-- Start Given information --
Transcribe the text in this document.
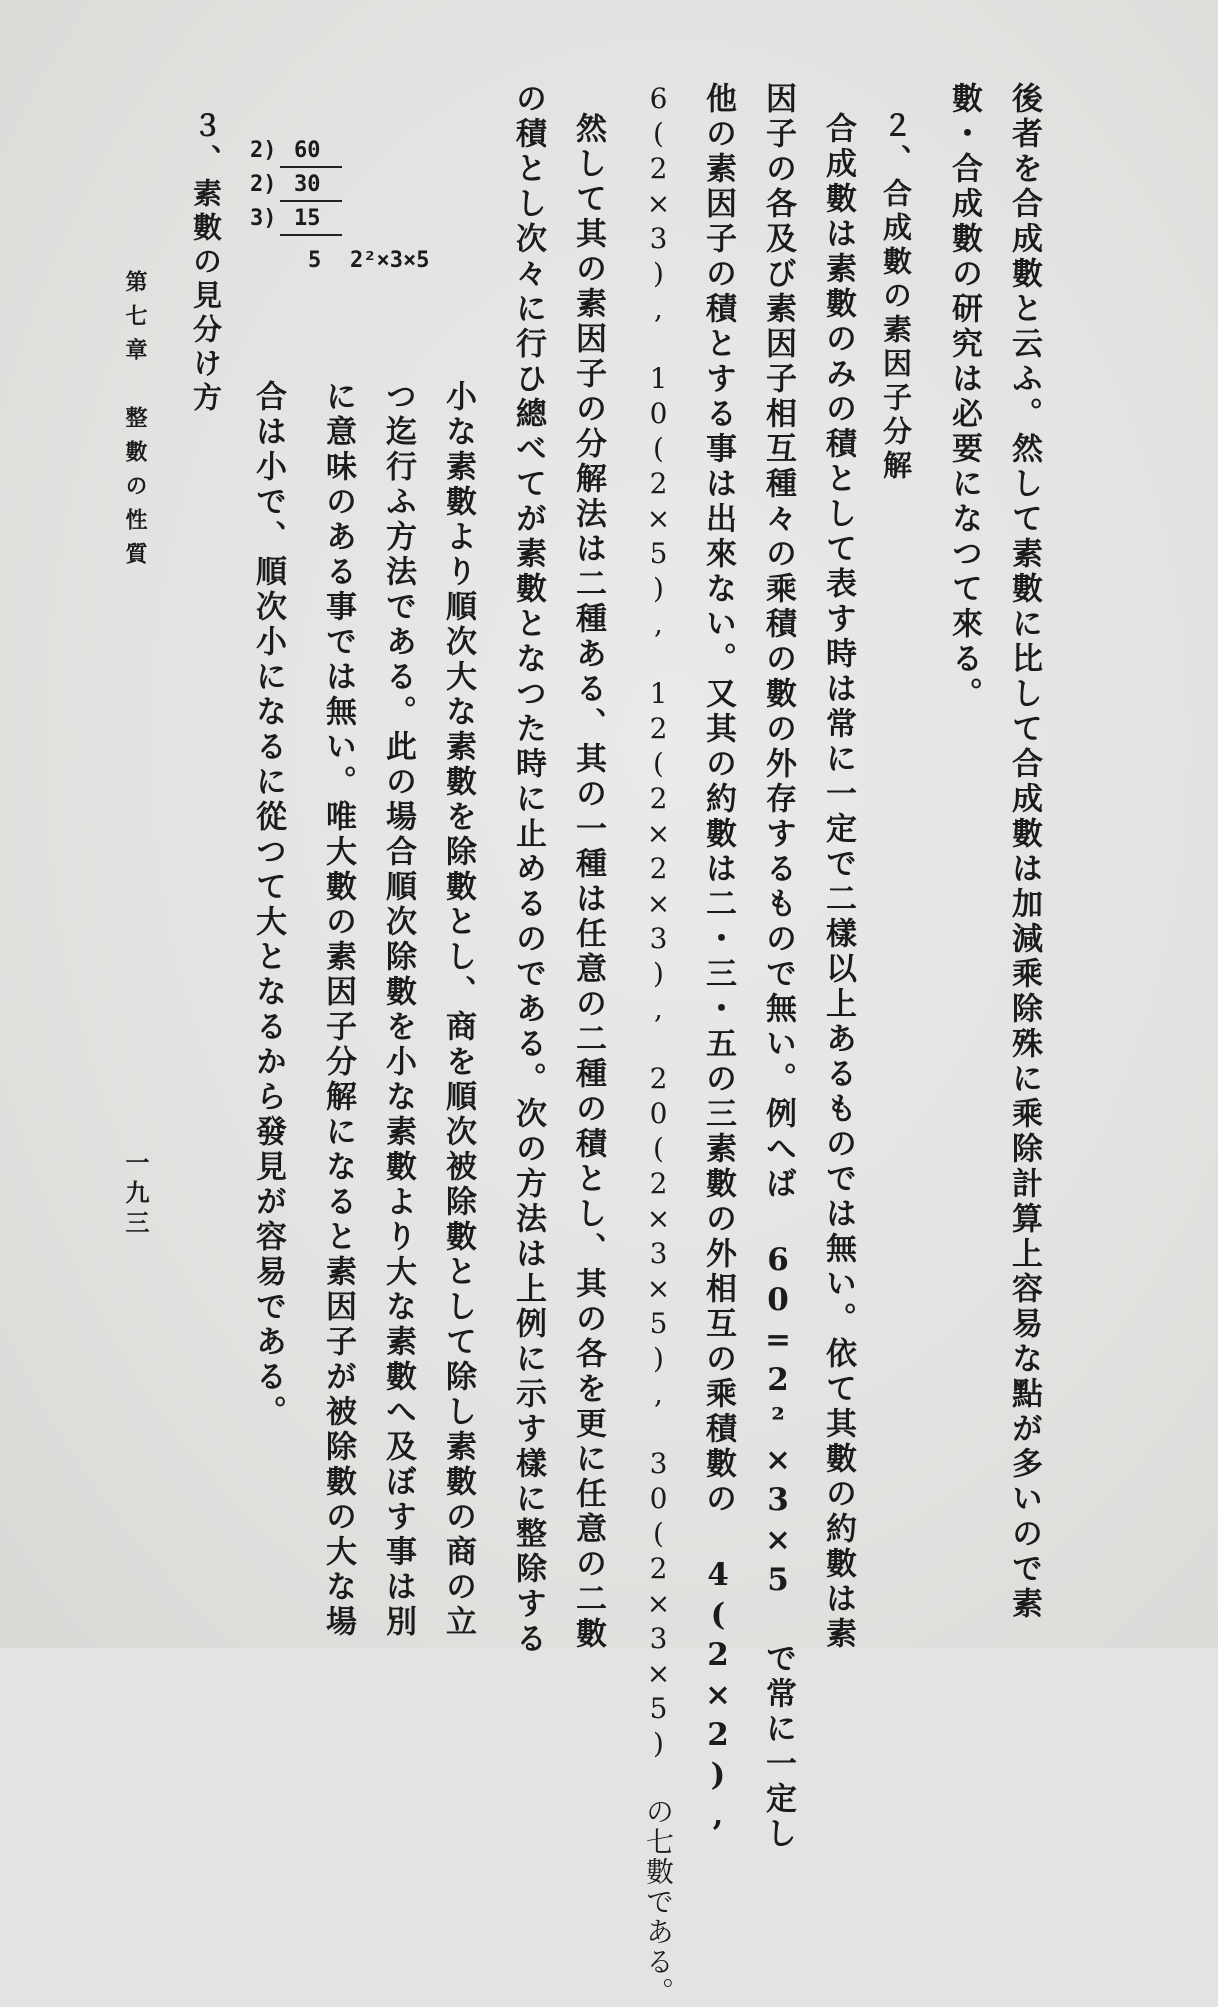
後者を合成數と云ふ。然して素數に比して合成數は加減乘除殊に乘除計算上容易な點が多いので素
數・合成數の研究は必要になつて來る。
２、合成數の素因子分解
合成數は素數のみの積として表す時は常に一定で二樣以上あるものでは無い。依て其數の約數は素
因子の各及び素因子相互種々の乘積の數の外存するもので無い。例へば 60=2²×3×5 で常に一定し
他の素因子の積とする事は出來ない。又其の約數は二・三・五の三素數の外相互の乘積數の 4(2×2),
6(2×3), 10(2×5), 12(2×2×3), 20(2×3×5), 30(2×3×5) の七數である。
然して其の素因子の分解法は二種ある、其の一種は任意の二種の積とし、其の各を更に任意の二數
の積とし次々に行ひ總べてが素數となつた時に止めるのである。次の方法は上例に示す樣に整除する
小な素數より順次大な素數を除數とし、商を順次被除數として除し素數の商の立
つ迄行ふ方法である。此の場合順次除數を小な素數より大な素數へ及ぼす事は別
に意味のある事では無い。唯大數の素因子分解になると素因子が被除數の大な場
合は小で、順次小になるに從つて大となるから發見が容易である。
３、素數の見分け方 2) 60
2) 30
3) 15
5 2²×3×5
第七章　整數の性質
一九三
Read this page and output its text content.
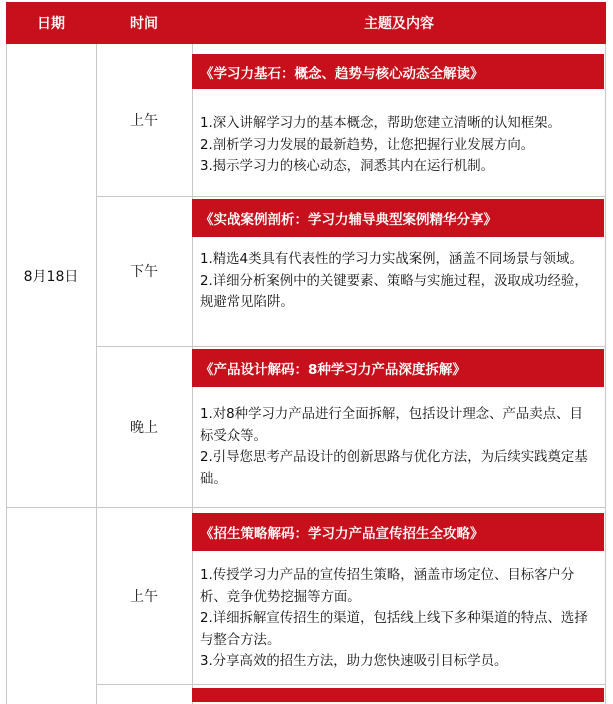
日期	时间	主题及内容
8月18日
上午
《学习力基石：概念、趋势与核心动态全解读》

1.深入讲解学习力的基本概念，帮助您建立清晰的认知框架。

2.剖析学习力发展的最新趋势，让您把握行业发展方向。

3.揭示学习力的核心动态，洞悉其内在运行机制。

下午
《实战案例剖析：学习力辅导典型案例精华分享》

1.精选4类具有代表性的学习力实战案例，涵盖不同场景与领域。

2.详细分析案例中的关键要素、策略与实施过程，汲取成功经验，规避常见陷阱。

晚上
《产品设计解码：8种学习力产品深度拆解》

1.对8种学习力产品进行全面拆解，包括设计理念、产品卖点、目标受众等。

2.引导您思考产品设计的创新思路与优化方法，为后续实践奠定基础。

上午
《招生策略解码：学习力产品宣传招生全攻略》

1.传授学习力产品的宣传招生策略，涵盖市场定位、目标客户分析、竞争优势挖掘等方面。

2.详细拆解宣传招生的渠道，包括线上线下多种渠道的特点、选择与整合方法。

3.分享高效的招生方法，助力您快速吸引目标学员。
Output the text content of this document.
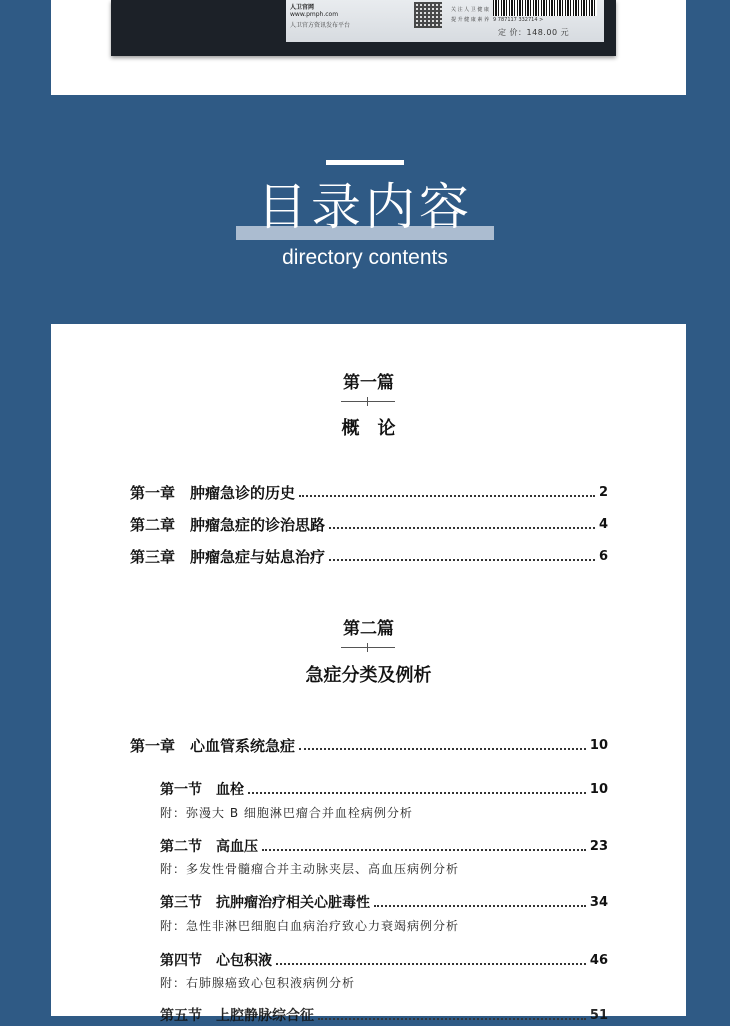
人卫官网
www.pmph.com
人卫官方资讯发布平台
关 注 人 卫 健 康
提 升 健 康 素 养 9 787117 332714 >
定 价：148.00 元
目录内容
directory contents
第一篇
概　论
第一章　肿瘤急诊的历史	2
第二章　肿瘤急症的诊治思路	4
第三章　肿瘤急症与姑息治疗	6
第二篇
急症分类及例析
第一章　心血管系统急症	10
第一节　血栓	10
附：弥漫大 B 细胞淋巴瘤合并血栓病例分析
第二节　高血压	23
附：多发性骨髓瘤合并主动脉夹层、高血压病例分析
第三节　抗肿瘤治疗相关心脏毒性	34
附：急性非淋巴细胞白血病治疗致心力衰竭病例分析
第四节　心包积液	46
附：右肺腺癌致心包积液病例分析
第五节　上腔静脉综合征	51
-- End Given information --
*What to work on*
Report how many lines in the records hold the word "this", giving the number and nothing else.

*Problem solution*
3